* Supplied passage:
In the May 3, 2007 issue of “Economist” magazine there was an article entitled, “The Reinvention Test.” The article was about durable cities and pointed the reader to the idea that successful cities must expect to go through several rebirths over time. Enjoy a portion of the article and then respond to my musing at the end.
“CITIES are durable. Most last longer than the countries that surround them, or indeed any other human institutions. But some thrive, whereas others merely mark time (Cleveland, Minsk, Pyongyang), go into apparently long-term decline (Detroit, New Orleans, Venice) or disappear (Tenochtitlán, Tikal, Troy). What are the characteristics of a successful city? The short answer is good government and a flourishing economy. But such attributes may come and go in the life of a metropolis. In order to be continuously successful, a city has to be able to reinvent itself, perhaps several times.”
Harvard’s Edward Glaeser describes how Boston has done this three times—“in the early 19th century as the provider of seafaring human capital for a far-flung maritime trading and fishing empire, in the late 19th century as a factory town built on immigrant labour and Brahmin capital, and finally in the 20th century as a centre of the information economy.” On each occasion, human capital provided the secret to Boston’s rebirth. A strong base of skilled workers, writes Mr Glaeser, has been a source of long-run urban health.
Education was important from the first in Boston. But Mr Glaeser draws attention to other characteristics of the city that were present even in colonial times. It had a strong set of community organisations, because of its church structure, and something like the rule of law. It also had a tradition of “democratic egalitarianism”.
Law has been essential for urban life since Babylonian times, both because cities have usually been centres of commerce, and trade needs regulation, and because cities tend to draw different kinds of people, whose success in living together depends on common rules of behaviour. Democracy, too, has served cities well, providing a shock-absorber for changing economic times and a mechanism whereby immigrants can join the mainstream.
Immigration, or at least an ethnic and religious mix, has also been closely associated with urban success. As Joel Kotkin points out in “The City”, Chinese towns at the end of the first millennium AD showed the same cosmopolitan mixture as did Alexandria, Cairo, Antioch and Venice. Pre-1492 Seville, 16th-century London and 19th-century Bombay (now Mumbai) all contained a variety of different peoples, whether Muslims, Jews, Parsis or others.

* Data for review:
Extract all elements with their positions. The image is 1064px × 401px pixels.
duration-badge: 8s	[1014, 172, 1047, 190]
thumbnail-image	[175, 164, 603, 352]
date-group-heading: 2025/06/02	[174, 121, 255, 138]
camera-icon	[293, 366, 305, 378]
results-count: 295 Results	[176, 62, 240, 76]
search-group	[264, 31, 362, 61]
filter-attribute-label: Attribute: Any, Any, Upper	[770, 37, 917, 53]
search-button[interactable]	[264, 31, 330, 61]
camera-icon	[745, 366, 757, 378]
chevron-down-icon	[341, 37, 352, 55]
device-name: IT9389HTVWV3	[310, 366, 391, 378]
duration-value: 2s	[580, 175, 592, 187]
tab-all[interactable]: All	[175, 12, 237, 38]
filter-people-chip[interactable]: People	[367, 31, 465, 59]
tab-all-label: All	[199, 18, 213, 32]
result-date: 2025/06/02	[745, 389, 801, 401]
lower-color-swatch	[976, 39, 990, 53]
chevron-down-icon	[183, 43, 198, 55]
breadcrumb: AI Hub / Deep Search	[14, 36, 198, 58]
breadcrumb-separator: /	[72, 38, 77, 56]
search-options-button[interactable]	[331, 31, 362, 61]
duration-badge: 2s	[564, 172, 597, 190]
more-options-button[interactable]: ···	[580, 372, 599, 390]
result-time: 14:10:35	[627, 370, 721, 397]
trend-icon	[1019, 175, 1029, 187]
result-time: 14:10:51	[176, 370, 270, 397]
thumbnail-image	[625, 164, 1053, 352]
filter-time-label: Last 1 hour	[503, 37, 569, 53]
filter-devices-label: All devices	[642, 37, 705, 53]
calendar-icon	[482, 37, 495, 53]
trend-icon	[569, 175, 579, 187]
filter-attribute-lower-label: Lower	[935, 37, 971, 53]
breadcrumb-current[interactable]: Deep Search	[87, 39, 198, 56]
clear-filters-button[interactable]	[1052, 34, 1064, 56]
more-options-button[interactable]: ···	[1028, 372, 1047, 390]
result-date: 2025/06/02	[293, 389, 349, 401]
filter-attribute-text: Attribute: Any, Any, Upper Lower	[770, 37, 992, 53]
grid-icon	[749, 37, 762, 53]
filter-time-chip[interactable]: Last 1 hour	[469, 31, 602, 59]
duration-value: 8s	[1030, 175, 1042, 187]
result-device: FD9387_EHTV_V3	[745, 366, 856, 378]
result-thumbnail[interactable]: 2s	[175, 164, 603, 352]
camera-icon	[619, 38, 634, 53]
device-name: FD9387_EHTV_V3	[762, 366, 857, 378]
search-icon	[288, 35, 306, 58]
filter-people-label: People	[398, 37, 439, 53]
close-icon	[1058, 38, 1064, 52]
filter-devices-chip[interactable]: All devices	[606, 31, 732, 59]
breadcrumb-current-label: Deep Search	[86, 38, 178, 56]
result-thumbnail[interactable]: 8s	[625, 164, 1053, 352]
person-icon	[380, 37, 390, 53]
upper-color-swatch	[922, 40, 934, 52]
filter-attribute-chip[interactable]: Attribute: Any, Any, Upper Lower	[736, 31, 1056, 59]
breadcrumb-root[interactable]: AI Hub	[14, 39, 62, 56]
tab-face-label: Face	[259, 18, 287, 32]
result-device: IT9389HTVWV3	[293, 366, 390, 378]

* Set of tasks:
**1.** In the passage on durable cities, write out the stretch starting with "Harvard’s Edward Glaeser" and going on through "long-run urban health.", swapping in "skilled labor" wherever "human capital" appears.
**2.** Extend the passage on durable cities with the next part, picking up after its final sentence.

* Task-by-task results:
**1.**
Harvard’s Edward Glaeser describes how Boston has done this three times—“in the early 19th century as the provider of seafaring skilled labor for a far-flung maritime trading and fishing empire, in the late 19th century as a factory town built on immigrant labour and Brahmin capital, and finally in the 20th century as a centre of the information economy.” On each occasion, skilled labor provided the secret to Boston’s rebirth. A strong base of skilled workers, writes Mr Glaeser, has been a source of long-run urban health.

**2.**
Throughout history, cities open to the world have benefited both from an exchange of goods and from a trade in ideas from abroad. Japan, by closing its doors to foreigners, condemned its cities to slow marination in their own culture until the country’s opening up after 1853. Today the burgeoning cities with the best chance of overcoming their difficulties are those in Asia and Latin America that can gain from globalisation. Africa’s cities, largely excluded from this phenomenon, are winning relatively little investment, trade or entrepreneurial fizz from foreigners.
Some cities in the rich world, too, have been much more successful than others at exploiting globalisation. The ones that have done best are those that have plugged into global industries and been able to capture the headquarters or lesser corporate centres of globalised companies, especially banks and other financial firms, argues Saskia Sassen, of the University of Chicago. London, New York and Tokyo are pre-eminent in this, but some other cities—Paris, Frankfurt, Zurich, Amsterdam, Chicago, Los Angeles, Sydney, Hong Kong, São Paulo, Mexico City—are not far behind.
Not every city can “go global” or will even want to. There are other types of raison d’être. One is simply to be a pleasant place to live and work, pleasant meaning different things to different people, of course. In the developing world most people would be delighted to live in a city that was prosperous and well governed, if that meant jobs were available, officials were honest, the streets were safe, housing was affordable and transport, sanitation and basic utilities operated to minimum standards. Even in rich countries not all these things can be taken for granted.
Mercer, a consulting firm, publishes a ranking of big cities each year based on an assessment of about 40 factors falling into ten categories (political, economic, cultural, medical, educational, public-service, recreational, consumer-goods, housing and environmental). Last year the top ten cities were Zurich, Geneva, Vancouver, Vienna, Auckland, Dusseldorf, Frankfurt, Munich, Bern and Sydney.
The Economist Intelligence Unit, a sister organisation to The Economist, carries out a similar exercise (see table). Five of its top ten cities for 2005 were also in Mercer’s top ten. All ten in each list, with the exception of Sydney and Calgary, might be considered rather homely, even dull. The cities that have done most to excite attention the world over—New York, Chicago and Los Angeles—are also-rans. Smallish countries mostly do well, and Australia, the most urbanised country of all, ranks notably highly, at least in the EIU list.
No list includes the ability to reinvent itself among the desirable qualities of a city. That may, however, be increasingly put to the test, for some people believe that cities have had their day.”
Could the Church learn lessons from the histories of cities? If so, what might they be?